→ TASK GOAL
Go through the entries below and print each one exactly, leaving out pictures.

------ STORED DATA

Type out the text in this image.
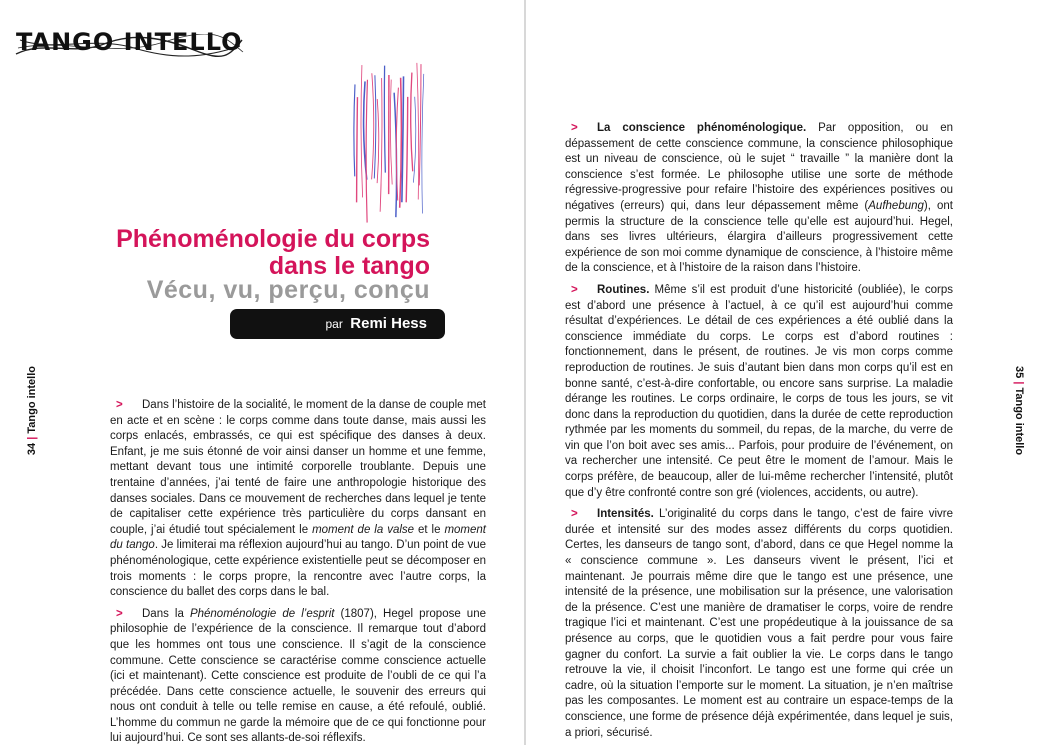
TANGO INTELLO
Phénoménologie du corps
dans le tango
Vécu, vu, perçu, conçu
par Remi Hess
34 | Tango intello	> Dans l’histoire de la socialité, le moment de la danse de couple met en acte et en scène : le corps comme dans toute danse, mais aussi les corps enlacés, embrassés, ce qui est spécifique des danses à deux. Enfant, je me suis étonné de voir ainsi danser un homme et une femme, mettant devant tous une intimité corporelle troublante. Depuis une trentaine d’années, j’ai tenté de faire une anthropologie historique des danses sociales. Dans ce mouvement de recherches dans lequel je tente de capitaliser cette expérience très particulière du corps dansant en couple, j’ai étudié tout spécialement le moment de la valse et le moment du tango. Je limiterai ma réflexion aujourd’hui au tango. D’un point de vue phénoménologique, cette expérience existentielle peut se décomposer en trois moments : le corps propre, la rencontre avec l’autre corps, la conscience du ballet des corps dans le bal.

> Dans la Phénoménologie de l’esprit (1807), Hegel propose une philosophie de l’expérience de la conscience. Il remarque tout d’abord que les hommes ont tous une conscience. Il s’agit de la conscience commune. Cette conscience se caractérise comme conscience actuelle (ici et maintenant). Cette conscience est produite de l’oubli de ce qui l’a précédée. Dans cette conscience actuelle, le souvenir des erreurs qui nous ont conduit à telle ou telle remise en cause, a été refoulé, oublié. L’homme du commun ne garde la mémoire que de ce qui fonctionne pour lui aujourd’hui. Ce sont ses allants-de-soi réflexifs.

35 | Tango intello

> La conscience phénoménologique. Par opposition, ou en dépassement de cette conscience commune, la conscience philosophique est un niveau de conscience, où le sujet “ travaille ” la manière dont la conscience s’est formée. Le philosophe utilise une sorte de méthode régressive-progressive pour refaire l’histoire des expériences positives ou négatives (erreurs) qui, dans leur dépassement même (Aufhebung), ont permis la structure de la conscience telle qu’elle est aujourd’hui. Hegel, dans ses livres ultérieurs, élargira d’ailleurs progressivement cette expérience de son moi comme dynamique de conscience, à l’histoire même de la conscience, et à l’histoire de la raison dans l’histoire.

> Routines. Même s’il est produit d’une historicité (oubliée), le corps est d’abord une présence à l’actuel, à ce qu’il est aujourd’hui comme résultat d’expériences. Le détail de ces expériences a été oublié dans la conscience immédiate du corps. Le corps est d’abord routines : fonctionnement, dans le présent, de routines. Je vis mon corps comme reproduction de routines. Je suis d’autant bien dans mon corps qu’il est en bonne santé, c’est-à-dire confortable, ou encore sans surprise. La maladie dérange les routines. Le corps ordinaire, le corps de tous les jours, se vit donc dans la reproduction du quotidien, dans la durée de cette reproduction rythmée par les moments du sommeil, du repas, de la marche, du verre de vin que l’on boit avec ses amis... Parfois, pour produire de l’événement, on va rechercher une intensité. Ce peut être le moment de l’amour. Mais le corps préfère, de beaucoup, aller de lui-même rechercher l’intensité, plutôt que d’y être confronté contre son gré (violences, accidents, ou autre).

> Intensités. L’originalité du corps dans le tango, c’est de faire vivre durée et intensité sur des modes assez différents du corps quotidien. Certes, les danseurs de tango sont, d’abord, dans ce que Hegel nomme la « conscience commune ». Les danseurs vivent le présent, l’ici et maintenant. Je pourrais même dire que le tango est une présence, une intensité de la présence, une mobilisation sur la présence, une valorisation de la présence. C’est une manière de dramatiser le corps, voire de rendre tragique l’ici et maintenant. C’est une propédeutique à la jouissance de sa présence au corps, que le quotidien vous a fait perdre pour vous faire gagner du confort. La survie a fait oublier la vie. Le corps dans le tango retrouve la vie, il choisit l’inconfort. Le tango est une forme qui crée un cadre, où la situation l’emporte sur le moment. La situation, je n’en maîtrise pas les composantes. Le moment est au contraire un espace-temps de la conscience, une forme de présence déjà expérimentée, dans lequel je suis, a priori, sécurisé.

------------

→ WRITTEN ANSWER
Type out the text in this image.
TANGO INTELLO
Phénoménologie du corps
dans le tango
Vécu, vu, perçu, conçu
par Remi Hess
34 | Tango intello	> Dans l’histoire de la socialité, le moment de la danse de couple met en acte et en scène : le corps comme dans toute danse, mais aussi les corps enlacés, embrassés, ce qui est spécifique des danses à deux. Enfant, je me suis étonné de voir ainsi danser un homme et une femme, mettant devant tous une intimité corporelle troublante. Depuis une trentaine d’années, j’ai tenté de faire une anthropologie historique des danses sociales. Dans ce mouvement de recherches dans lequel je tente de capitaliser cette expérience très particulière du corps dansant en couple, j’ai étudié tout spécialement le moment de la valse et le moment du tango. Je limiterai ma réflexion aujourd’hui au tango. D’un point de vue phénoménologique, cette expérience existentielle peut se décomposer en trois moments : le corps propre, la rencontre avec l’autre corps, la conscience du ballet des corps dans le bal.

> Dans la Phénoménologie de l’esprit (1807), Hegel propose une philosophie de l’expérience de la conscience. Il remarque tout d’abord que les hommes ont tous une conscience. Il s’agit de la conscience commune. Cette conscience se caractérise comme conscience actuelle (ici et maintenant). Cette conscience est produite de l’oubli de ce qui l’a précédée. Dans cette conscience actuelle, le souvenir des erreurs qui nous ont conduit à telle ou telle remise en cause, a été refoulé, oublié. L’homme du commun ne garde la mémoire que de ce qui fonctionne pour lui aujourd’hui. Ce sont ses allants-de-soi réflexifs.

35 | Tango intello

> La conscience phénoménologique. Par opposition, ou en dépassement de cette conscience commune, la conscience philosophique est un niveau de conscience, où le sujet “ travaille ” la manière dont la conscience s’est formée. Le philosophe utilise une sorte de méthode régressive-progressive pour refaire l’histoire des expériences positives ou négatives (erreurs) qui, dans leur dépassement même (Aufhebung), ont permis la structure de la conscience telle qu’elle est aujourd’hui. Hegel, dans ses livres ultérieurs, élargira d’ailleurs progressivement cette expérience de son moi comme dynamique de conscience, à l’histoire même de la conscience, et à l’histoire de la raison dans l’histoire.

> Routines. Même s’il est produit d’une historicité (oubliée), le corps est d’abord une présence à l’actuel, à ce qu’il est aujourd’hui comme résultat d’expériences. Le détail de ces expériences a été oublié dans la conscience immédiate du corps. Le corps est d’abord routines : fonctionnement, dans le présent, de routines. Je vis mon corps comme reproduction de routines. Je suis d’autant bien dans mon corps qu’il est en bonne santé, c’est-à-dire confortable, ou encore sans surprise. La maladie dérange les routines. Le corps ordinaire, le corps de tous les jours, se vit donc dans la reproduction du quotidien, dans la durée de cette reproduction rythmée par les moments du sommeil, du repas, de la marche, du verre de vin que l’on boit avec ses amis... Parfois, pour produire de l’événement, on va rechercher une intensité. Ce peut être le moment de l’amour. Mais le corps préfère, de beaucoup, aller de lui-même rechercher l’intensité, plutôt que d’y être confronté contre son gré (violences, accidents, ou autre).

> Intensités. L’originalité du corps dans le tango, c’est de faire vivre durée et intensité sur des modes assez différents du corps quotidien. Certes, les danseurs de tango sont, d’abord, dans ce que Hegel nomme la « conscience commune ». Les danseurs vivent le présent, l’ici et maintenant. Je pourrais même dire que le tango est une présence, une intensité de la présence, une mobilisation sur la présence, une valorisation de la présence. C’est une manière de dramatiser le corps, voire de rendre tragique l’ici et maintenant. C’est une propédeutique à la jouissance de sa présence au corps, que le quotidien vous a fait perdre pour vous faire gagner du confort. La survie a fait oublier la vie. Le corps dans le tango retrouve la vie, il choisit l’inconfort. Le tango est une forme qui crée un cadre, où la situation l’emporte sur le moment. La situation, je n’en maîtrise pas les composantes. Le moment est au contraire un espace-temps de la conscience, une forme de présence déjà expérimentée, dans lequel je suis, a priori, sécurisé.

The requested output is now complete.